---------- RECORDS
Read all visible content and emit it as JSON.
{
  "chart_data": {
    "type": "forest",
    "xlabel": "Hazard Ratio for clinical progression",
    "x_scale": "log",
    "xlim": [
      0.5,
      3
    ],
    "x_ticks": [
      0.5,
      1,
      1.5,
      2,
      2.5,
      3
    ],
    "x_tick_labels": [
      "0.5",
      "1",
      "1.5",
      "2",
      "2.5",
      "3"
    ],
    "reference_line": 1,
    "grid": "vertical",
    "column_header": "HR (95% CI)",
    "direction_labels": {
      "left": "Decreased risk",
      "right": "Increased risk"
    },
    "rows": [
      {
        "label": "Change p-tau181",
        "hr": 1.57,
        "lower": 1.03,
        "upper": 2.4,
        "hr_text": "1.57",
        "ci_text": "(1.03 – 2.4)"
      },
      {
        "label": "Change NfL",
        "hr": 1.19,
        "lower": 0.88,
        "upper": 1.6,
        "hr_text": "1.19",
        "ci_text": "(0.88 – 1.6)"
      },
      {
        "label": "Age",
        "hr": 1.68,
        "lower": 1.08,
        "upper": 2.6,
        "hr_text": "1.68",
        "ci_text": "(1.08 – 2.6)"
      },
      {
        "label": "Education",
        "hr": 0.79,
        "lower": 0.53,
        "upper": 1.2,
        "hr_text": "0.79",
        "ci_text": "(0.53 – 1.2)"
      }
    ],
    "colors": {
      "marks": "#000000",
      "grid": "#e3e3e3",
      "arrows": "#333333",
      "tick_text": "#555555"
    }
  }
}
--------------------
→ GIVEN EXERCISE:
Extract the listing in its entirety, matching it exactly.

→ RESULT OF THE EXERCISE:
Read all visible content and emit it as JSON.
{
  "chart_data": {
    "type": "forest",
    "xlabel": "Hazard Ratio for clinical progression",
    "x_scale": "log",
    "xlim": [
      0.5,
      3
    ],
    "x_ticks": [
      0.5,
      1,
      1.5,
      2,
      2.5,
      3
    ],
    "x_tick_labels": [
      "0.5",
      "1",
      "1.5",
      "2",
      "2.5",
      "3"
    ],
    "reference_line": 1,
    "grid": "vertical",
    "column_header": "HR (95% CI)",
    "direction_labels": {
      "left": "Decreased risk",
      "right": "Increased risk"
    },
    "rows": [
      {
        "label": "Change p-tau181",
        "hr": 1.57,
        "lower": 1.03,
        "upper": 2.4,
        "hr_text": "1.57",
        "ci_text": "(1.03 – 2.4)"
      },
      {
        "label": "Change NfL",
        "hr": 1.19,
        "lower": 0.88,
        "upper": 1.6,
        "hr_text": "1.19",
        "ci_text": "(0.88 – 1.6)"
      },
      {
        "label": "Age",
        "hr": 1.68,
        "lower": 1.08,
        "upper": 2.6,
        "hr_text": "1.68",
        "ci_text": "(1.08 – 2.6)"
      },
      {
        "label": "Education",
        "hr": 0.79,
        "lower": 0.53,
        "upper": 1.2,
        "hr_text": "0.79",
        "ci_text": "(0.53 – 1.2)"
      }
    ],
    "colors": {
      "marks": "#000000",
      "grid": "#e3e3e3",
      "arrows": "#333333",
      "tick_text": "#555555"
    }
  }
}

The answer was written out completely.